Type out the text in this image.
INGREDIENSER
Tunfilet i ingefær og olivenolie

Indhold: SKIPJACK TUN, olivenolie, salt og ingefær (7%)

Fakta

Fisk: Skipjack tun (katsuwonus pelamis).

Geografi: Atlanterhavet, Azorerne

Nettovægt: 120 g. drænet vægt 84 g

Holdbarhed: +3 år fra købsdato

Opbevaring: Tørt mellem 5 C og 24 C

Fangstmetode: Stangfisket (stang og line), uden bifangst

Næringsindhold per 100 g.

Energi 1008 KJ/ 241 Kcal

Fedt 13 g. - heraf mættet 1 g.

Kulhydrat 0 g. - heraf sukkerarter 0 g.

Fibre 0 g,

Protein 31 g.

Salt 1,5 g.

• • • • • • •

▶ _WORK ITEM_
Each of the entries above should be written out again exactly.

▶ _SOLUTION FOR THIS TASK_
Type out the text in this image.
INGREDIENSER
Tunfilet i ingefær og olivenolie

Indhold: SKIPJACK TUN, olivenolie, salt og ingefær (7%)

Fakta

Fisk: Skipjack tun (katsuwonus pelamis).

Geografi: Atlanterhavet, Azorerne

Nettovægt: 120 g. drænet vægt 84 g

Holdbarhed: +3 år fra købsdato

Opbevaring: Tørt mellem 5 C og 24 C

Fangstmetode: Stangfisket (stang og line), uden bifangst

Næringsindhold per 100 g.

Energi 1008 KJ/ 241 Kcal

Fedt 13 g. - heraf mættet 1 g.

Kulhydrat 0 g. - heraf sukkerarter 0 g.

Fibre 0 g,

Protein 31 g.

Salt 1,5 g.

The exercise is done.